▸ **Task prompt**
Each line should be copied exactly.

Extracted data entries
____________________

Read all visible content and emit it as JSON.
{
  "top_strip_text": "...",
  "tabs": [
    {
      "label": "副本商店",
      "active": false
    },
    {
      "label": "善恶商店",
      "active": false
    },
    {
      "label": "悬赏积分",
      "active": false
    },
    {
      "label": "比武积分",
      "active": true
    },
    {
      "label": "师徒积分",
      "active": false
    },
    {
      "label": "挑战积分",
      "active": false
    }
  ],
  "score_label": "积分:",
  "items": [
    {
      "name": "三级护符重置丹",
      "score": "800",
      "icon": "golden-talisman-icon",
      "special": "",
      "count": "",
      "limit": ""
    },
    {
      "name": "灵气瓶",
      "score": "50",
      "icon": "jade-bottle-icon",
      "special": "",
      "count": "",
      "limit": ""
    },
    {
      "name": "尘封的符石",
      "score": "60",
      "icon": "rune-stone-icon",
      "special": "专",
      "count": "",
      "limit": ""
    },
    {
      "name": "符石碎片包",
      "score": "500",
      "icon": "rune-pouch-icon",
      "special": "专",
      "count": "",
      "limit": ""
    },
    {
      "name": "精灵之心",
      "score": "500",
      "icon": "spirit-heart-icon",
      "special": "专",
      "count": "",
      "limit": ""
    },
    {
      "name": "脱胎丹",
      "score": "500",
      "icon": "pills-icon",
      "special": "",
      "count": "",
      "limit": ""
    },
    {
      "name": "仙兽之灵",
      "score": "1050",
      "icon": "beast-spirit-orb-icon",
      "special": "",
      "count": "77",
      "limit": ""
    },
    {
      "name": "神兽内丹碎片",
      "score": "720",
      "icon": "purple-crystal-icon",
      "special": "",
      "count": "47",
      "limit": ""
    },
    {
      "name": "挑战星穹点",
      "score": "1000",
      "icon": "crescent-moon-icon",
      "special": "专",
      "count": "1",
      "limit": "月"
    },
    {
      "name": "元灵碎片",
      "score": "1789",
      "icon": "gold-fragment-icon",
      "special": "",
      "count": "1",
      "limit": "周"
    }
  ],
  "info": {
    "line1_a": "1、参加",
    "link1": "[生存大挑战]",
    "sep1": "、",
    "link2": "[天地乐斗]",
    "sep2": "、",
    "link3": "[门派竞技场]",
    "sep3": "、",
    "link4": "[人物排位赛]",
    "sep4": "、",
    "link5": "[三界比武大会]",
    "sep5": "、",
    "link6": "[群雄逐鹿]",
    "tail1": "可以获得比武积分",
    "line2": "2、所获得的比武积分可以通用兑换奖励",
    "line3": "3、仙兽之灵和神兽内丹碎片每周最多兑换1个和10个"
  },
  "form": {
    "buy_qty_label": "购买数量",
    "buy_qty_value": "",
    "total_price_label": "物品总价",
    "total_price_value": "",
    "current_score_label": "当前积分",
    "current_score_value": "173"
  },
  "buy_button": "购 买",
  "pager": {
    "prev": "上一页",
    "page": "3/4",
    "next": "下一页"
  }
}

____________________

▸ **The result**
Read all visible content and emit it as JSON.
{
  "top_strip_text": "...",
  "tabs": [
    {
      "label": "副本商店",
      "active": false
    },
    {
      "label": "善恶商店",
      "active": false
    },
    {
      "label": "悬赏积分",
      "active": false
    },
    {
      "label": "比武积分",
      "active": true
    },
    {
      "label": "师徒积分",
      "active": false
    },
    {
      "label": "挑战积分",
      "active": false
    }
  ],
  "score_label": "积分:",
  "items": [
    {
      "name": "三级护符重置丹",
      "score": "800",
      "icon": "golden-talisman-icon",
      "special": "",
      "count": "",
      "limit": ""
    },
    {
      "name": "灵气瓶",
      "score": "50",
      "icon": "jade-bottle-icon",
      "special": "",
      "count": "",
      "limit": ""
    },
    {
      "name": "尘封的符石",
      "score": "60",
      "icon": "rune-stone-icon",
      "special": "专",
      "count": "",
      "limit": ""
    },
    {
      "name": "符石碎片包",
      "score": "500",
      "icon": "rune-pouch-icon",
      "special": "专",
      "count": "",
      "limit": ""
    },
    {
      "name": "精灵之心",
      "score": "500",
      "icon": "spirit-heart-icon",
      "special": "专",
      "count": "",
      "limit": ""
    },
    {
      "name": "脱胎丹",
      "score": "500",
      "icon": "pills-icon",
      "special": "",
      "count": "",
      "limit": ""
    },
    {
      "name": "仙兽之灵",
      "score": "1050",
      "icon": "beast-spirit-orb-icon",
      "special": "",
      "count": "77",
      "limit": ""
    },
    {
      "name": "神兽内丹碎片",
      "score": "720",
      "icon": "purple-crystal-icon",
      "special": "",
      "count": "47",
      "limit": ""
    },
    {
      "name": "挑战星穹点",
      "score": "1000",
      "icon": "crescent-moon-icon",
      "special": "专",
      "count": "1",
      "limit": "月"
    },
    {
      "name": "元灵碎片",
      "score": "1789",
      "icon": "gold-fragment-icon",
      "special": "",
      "count": "1",
      "limit": "周"
    }
  ],
  "info": {
    "line1_a": "1、参加",
    "link1": "[生存大挑战]",
    "sep1": "、",
    "link2": "[天地乐斗]",
    "sep2": "、",
    "link3": "[门派竞技场]",
    "sep3": "、",
    "link4": "[人物排位赛]",
    "sep4": "、",
    "link5": "[三界比武大会]",
    "sep5": "、",
    "link6": "[群雄逐鹿]",
    "tail1": "可以获得比武积分",
    "line2": "2、所获得的比武积分可以通用兑换奖励",
    "line3": "3、仙兽之灵和神兽内丹碎片每周最多兑换1个和10个"
  },
  "form": {
    "buy_qty_label": "购买数量",
    "buy_qty_value": "",
    "total_price_label": "物品总价",
    "total_price_value": "",
    "current_score_label": "当前积分",
    "current_score_value": "173"
  },
  "buy_button": "购 买",
  "pager": {
    "prev": "上一页",
    "page": "3/4",
    "next": "下一页"
  }
}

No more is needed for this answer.